**INSTRUCTION**
Search the data for the word "Station". Reproduce every line where it is found.

**GIVEN RECORDS**
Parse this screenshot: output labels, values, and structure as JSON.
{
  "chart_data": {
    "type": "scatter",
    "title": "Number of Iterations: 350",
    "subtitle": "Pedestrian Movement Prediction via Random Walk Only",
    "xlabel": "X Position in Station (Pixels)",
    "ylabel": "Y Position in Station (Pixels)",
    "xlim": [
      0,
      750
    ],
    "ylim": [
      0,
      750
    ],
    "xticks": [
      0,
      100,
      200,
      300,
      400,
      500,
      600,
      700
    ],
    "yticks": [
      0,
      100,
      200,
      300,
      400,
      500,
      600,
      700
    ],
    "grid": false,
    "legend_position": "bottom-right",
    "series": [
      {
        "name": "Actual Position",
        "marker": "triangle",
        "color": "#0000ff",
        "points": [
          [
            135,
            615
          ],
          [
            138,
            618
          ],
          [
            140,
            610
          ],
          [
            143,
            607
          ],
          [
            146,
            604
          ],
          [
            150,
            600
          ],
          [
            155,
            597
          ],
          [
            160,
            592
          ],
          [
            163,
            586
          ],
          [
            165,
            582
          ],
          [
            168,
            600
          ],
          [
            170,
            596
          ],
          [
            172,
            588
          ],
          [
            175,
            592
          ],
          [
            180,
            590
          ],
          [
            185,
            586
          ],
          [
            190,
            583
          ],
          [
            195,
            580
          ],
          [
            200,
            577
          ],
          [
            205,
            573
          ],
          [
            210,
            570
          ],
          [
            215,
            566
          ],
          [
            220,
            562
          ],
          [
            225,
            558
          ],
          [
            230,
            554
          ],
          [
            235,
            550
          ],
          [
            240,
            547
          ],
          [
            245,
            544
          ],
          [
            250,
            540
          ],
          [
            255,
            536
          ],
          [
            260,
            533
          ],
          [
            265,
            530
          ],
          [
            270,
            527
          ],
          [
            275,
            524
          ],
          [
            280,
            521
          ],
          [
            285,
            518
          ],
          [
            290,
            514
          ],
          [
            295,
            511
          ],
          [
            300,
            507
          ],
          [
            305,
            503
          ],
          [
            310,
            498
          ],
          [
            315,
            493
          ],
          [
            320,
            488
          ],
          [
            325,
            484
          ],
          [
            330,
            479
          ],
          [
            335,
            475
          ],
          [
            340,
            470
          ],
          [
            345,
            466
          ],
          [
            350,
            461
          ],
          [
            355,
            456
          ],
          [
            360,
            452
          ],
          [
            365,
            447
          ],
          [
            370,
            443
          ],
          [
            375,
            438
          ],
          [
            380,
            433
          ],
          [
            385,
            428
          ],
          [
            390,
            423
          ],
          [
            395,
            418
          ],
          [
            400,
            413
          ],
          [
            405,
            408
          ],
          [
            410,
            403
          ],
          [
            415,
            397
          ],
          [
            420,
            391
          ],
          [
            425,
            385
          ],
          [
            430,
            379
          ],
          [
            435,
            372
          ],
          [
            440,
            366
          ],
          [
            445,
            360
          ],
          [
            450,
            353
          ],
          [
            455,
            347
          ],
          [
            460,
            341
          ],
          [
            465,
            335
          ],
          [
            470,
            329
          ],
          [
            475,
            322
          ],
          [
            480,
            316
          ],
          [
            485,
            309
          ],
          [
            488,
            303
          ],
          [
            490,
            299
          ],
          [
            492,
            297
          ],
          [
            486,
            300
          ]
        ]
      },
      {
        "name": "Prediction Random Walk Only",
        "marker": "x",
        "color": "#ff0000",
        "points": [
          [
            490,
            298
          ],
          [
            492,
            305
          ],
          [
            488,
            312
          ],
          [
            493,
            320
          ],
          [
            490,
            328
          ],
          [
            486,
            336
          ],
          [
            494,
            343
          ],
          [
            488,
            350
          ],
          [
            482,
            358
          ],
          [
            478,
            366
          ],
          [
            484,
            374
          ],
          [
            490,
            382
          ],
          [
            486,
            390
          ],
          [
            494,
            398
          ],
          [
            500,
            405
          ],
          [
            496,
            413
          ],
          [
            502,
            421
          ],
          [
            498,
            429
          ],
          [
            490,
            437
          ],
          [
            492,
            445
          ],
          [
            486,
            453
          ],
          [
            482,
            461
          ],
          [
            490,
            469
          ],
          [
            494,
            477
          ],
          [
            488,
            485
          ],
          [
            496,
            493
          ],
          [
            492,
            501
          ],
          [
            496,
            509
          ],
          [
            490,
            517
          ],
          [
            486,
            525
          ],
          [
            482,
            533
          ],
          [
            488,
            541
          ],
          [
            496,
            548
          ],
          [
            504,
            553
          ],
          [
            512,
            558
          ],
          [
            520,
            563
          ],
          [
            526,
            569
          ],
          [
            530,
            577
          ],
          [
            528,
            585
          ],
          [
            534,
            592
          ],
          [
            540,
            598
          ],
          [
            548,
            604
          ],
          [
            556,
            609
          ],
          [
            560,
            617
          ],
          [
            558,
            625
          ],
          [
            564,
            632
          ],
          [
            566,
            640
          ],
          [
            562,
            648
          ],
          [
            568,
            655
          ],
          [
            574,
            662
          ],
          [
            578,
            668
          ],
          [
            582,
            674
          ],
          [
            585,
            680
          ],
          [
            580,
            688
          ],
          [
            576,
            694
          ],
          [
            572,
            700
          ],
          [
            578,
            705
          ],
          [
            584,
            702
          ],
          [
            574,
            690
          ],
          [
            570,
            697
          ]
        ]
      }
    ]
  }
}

**REPLY TO THE TASK**
    "xlabel": "X Position in Station (Pixels)",
    "ylabel": "Y Position in Station (Pixels)",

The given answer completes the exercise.